** begin RECORDS SHOWN **

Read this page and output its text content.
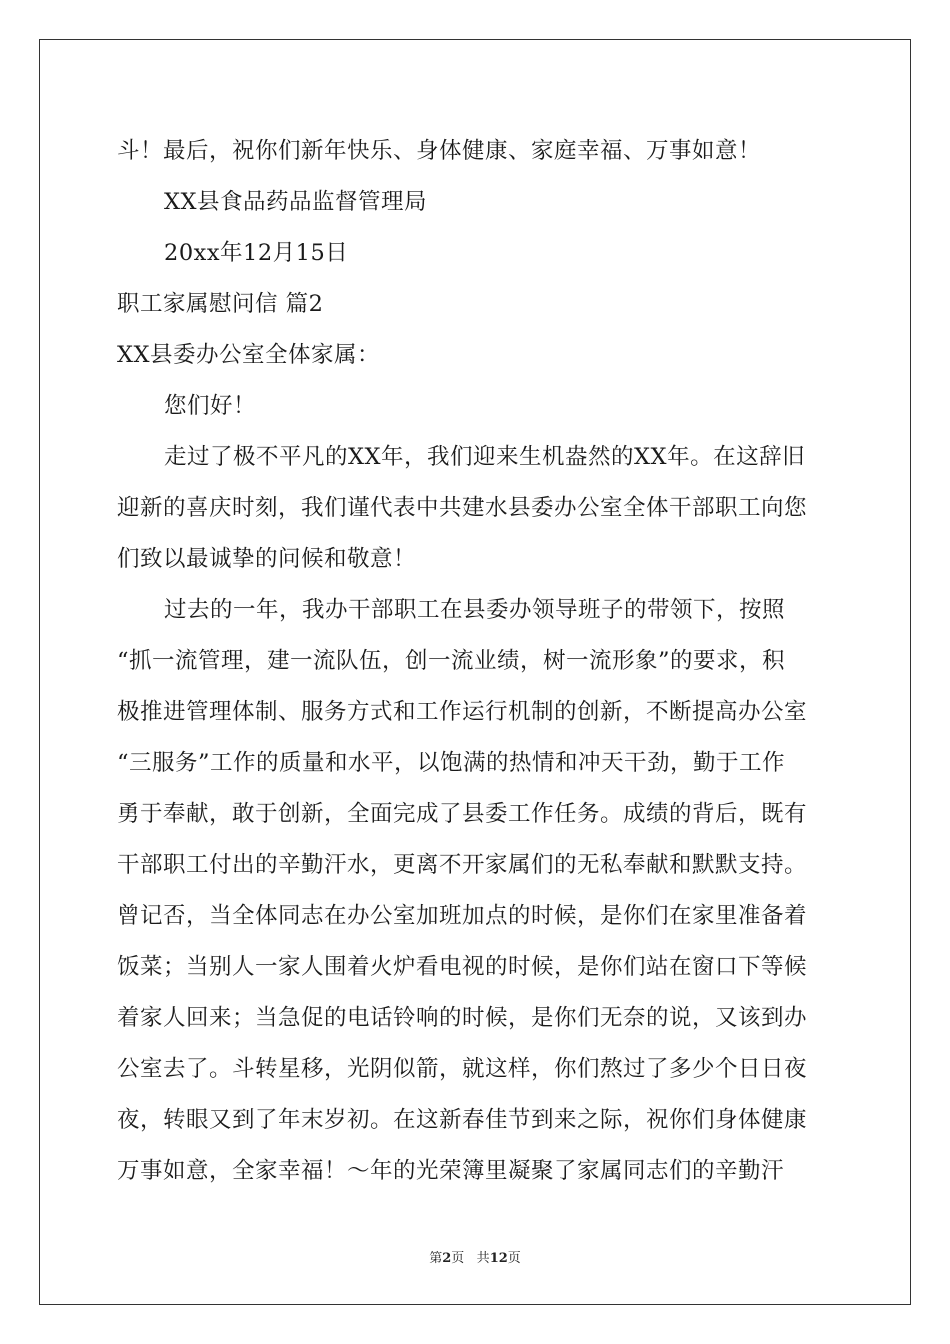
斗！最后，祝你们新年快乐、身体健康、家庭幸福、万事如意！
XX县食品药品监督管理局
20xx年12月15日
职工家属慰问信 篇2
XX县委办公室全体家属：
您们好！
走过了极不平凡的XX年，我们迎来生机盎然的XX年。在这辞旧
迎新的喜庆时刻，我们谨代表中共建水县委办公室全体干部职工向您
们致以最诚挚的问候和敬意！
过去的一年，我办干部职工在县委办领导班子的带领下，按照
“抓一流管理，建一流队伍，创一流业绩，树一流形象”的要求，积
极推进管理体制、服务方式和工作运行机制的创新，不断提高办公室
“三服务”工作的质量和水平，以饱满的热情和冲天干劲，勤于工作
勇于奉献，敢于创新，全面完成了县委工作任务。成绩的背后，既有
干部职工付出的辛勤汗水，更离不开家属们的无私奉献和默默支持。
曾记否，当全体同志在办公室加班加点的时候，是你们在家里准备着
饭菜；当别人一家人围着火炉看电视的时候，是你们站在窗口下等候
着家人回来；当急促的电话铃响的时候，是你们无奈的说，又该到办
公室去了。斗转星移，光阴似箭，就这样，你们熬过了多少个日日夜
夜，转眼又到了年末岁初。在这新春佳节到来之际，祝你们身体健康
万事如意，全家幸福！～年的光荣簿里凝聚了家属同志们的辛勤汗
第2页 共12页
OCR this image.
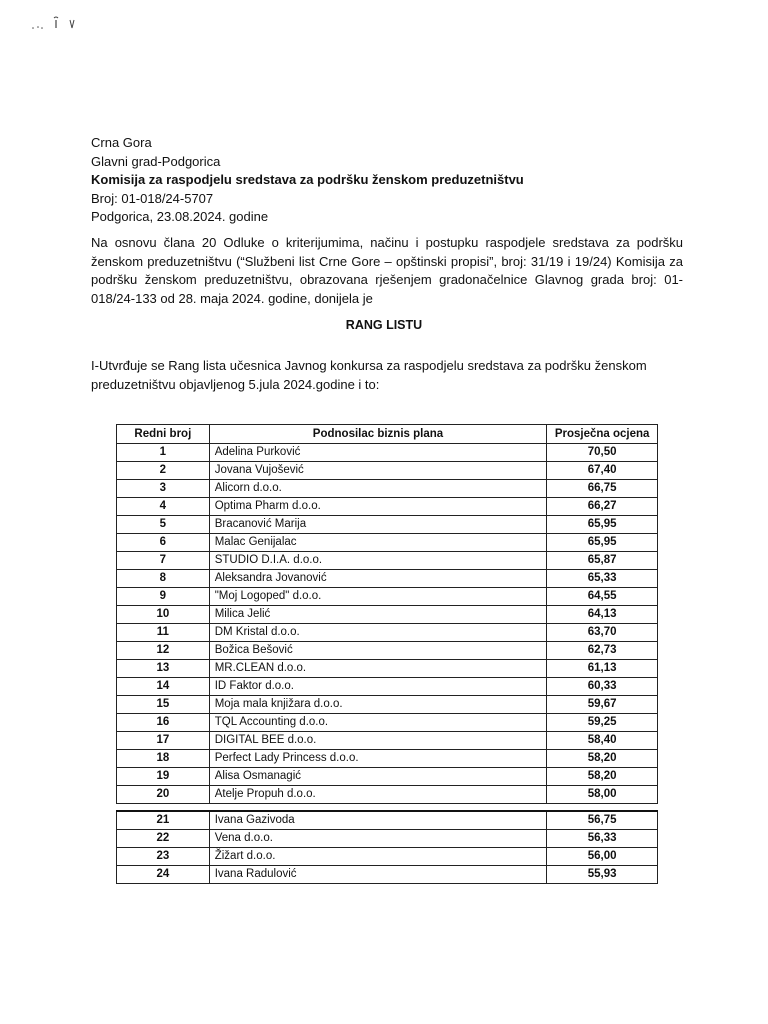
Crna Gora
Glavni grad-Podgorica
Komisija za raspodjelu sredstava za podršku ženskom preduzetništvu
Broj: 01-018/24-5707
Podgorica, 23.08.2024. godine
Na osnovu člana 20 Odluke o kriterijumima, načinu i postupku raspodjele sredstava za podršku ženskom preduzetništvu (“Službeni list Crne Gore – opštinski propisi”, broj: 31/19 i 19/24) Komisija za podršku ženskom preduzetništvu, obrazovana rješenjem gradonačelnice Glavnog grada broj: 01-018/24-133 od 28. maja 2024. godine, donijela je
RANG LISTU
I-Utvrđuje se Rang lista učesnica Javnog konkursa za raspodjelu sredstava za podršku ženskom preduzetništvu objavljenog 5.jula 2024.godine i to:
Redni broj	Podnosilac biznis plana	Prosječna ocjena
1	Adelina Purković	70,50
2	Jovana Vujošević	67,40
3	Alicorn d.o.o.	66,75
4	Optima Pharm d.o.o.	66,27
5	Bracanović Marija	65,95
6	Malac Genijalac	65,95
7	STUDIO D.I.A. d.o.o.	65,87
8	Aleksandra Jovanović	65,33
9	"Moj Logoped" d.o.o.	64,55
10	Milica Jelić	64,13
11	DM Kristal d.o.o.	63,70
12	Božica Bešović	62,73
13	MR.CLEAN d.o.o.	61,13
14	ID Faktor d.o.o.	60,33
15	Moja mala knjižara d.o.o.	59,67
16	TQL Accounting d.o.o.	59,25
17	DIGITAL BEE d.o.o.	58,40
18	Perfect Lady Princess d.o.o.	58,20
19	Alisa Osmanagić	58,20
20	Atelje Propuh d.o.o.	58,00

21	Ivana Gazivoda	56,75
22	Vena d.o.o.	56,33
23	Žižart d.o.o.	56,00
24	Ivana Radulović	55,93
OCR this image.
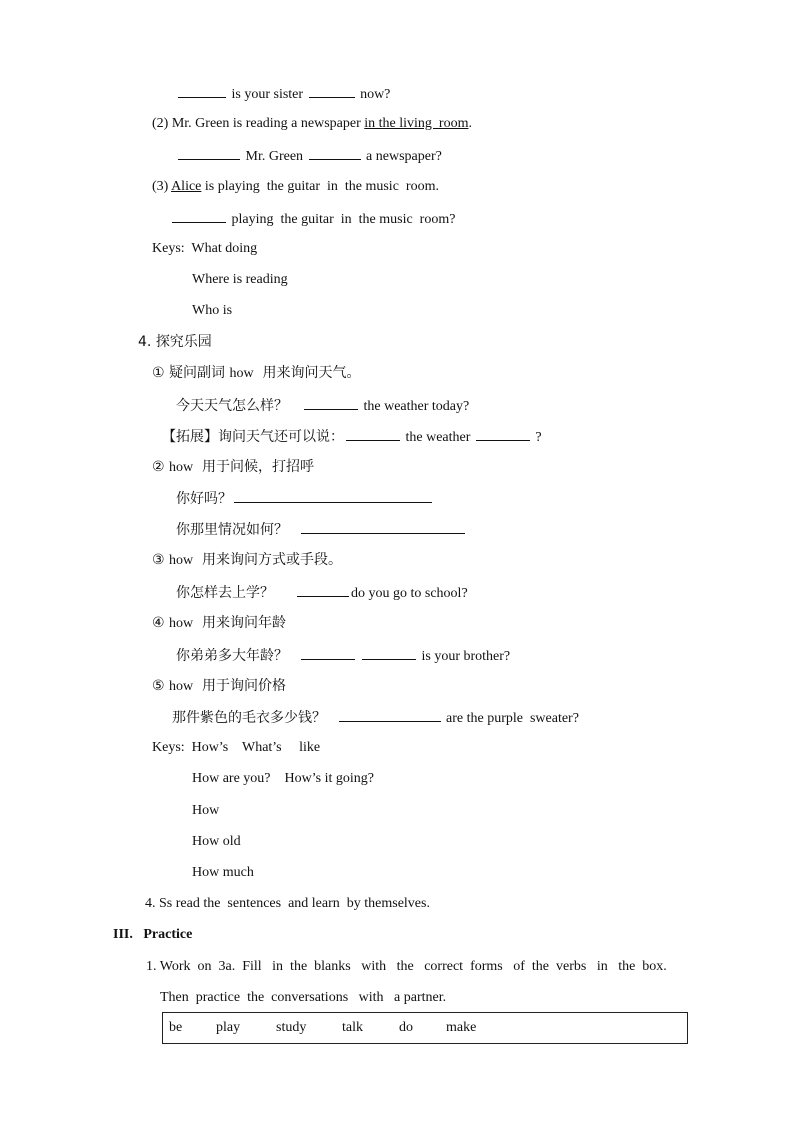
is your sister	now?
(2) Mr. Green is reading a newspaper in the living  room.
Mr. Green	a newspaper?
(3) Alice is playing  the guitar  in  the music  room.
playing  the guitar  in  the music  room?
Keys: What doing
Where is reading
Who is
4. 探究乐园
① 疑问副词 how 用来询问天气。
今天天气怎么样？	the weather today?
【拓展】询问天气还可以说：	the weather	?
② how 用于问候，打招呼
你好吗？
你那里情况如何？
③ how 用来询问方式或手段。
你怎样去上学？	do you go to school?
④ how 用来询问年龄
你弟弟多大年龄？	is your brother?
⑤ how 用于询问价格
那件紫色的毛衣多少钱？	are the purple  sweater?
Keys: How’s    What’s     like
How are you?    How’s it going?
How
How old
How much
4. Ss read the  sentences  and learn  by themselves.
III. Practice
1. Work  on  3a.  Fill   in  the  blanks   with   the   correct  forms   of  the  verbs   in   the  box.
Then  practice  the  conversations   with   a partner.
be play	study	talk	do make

** end RECORDS SHOWN **

*EXERCISE DESCRIPTION*
Copy all lines from the listing that contain "room".

*OUTPUT FOR THIS TASK*
(2) Mr. Green is reading a newspaper in the living  room.
(3) Alice is playing  the guitar  in  the music  room.
playing  the guitar  in  the music  room?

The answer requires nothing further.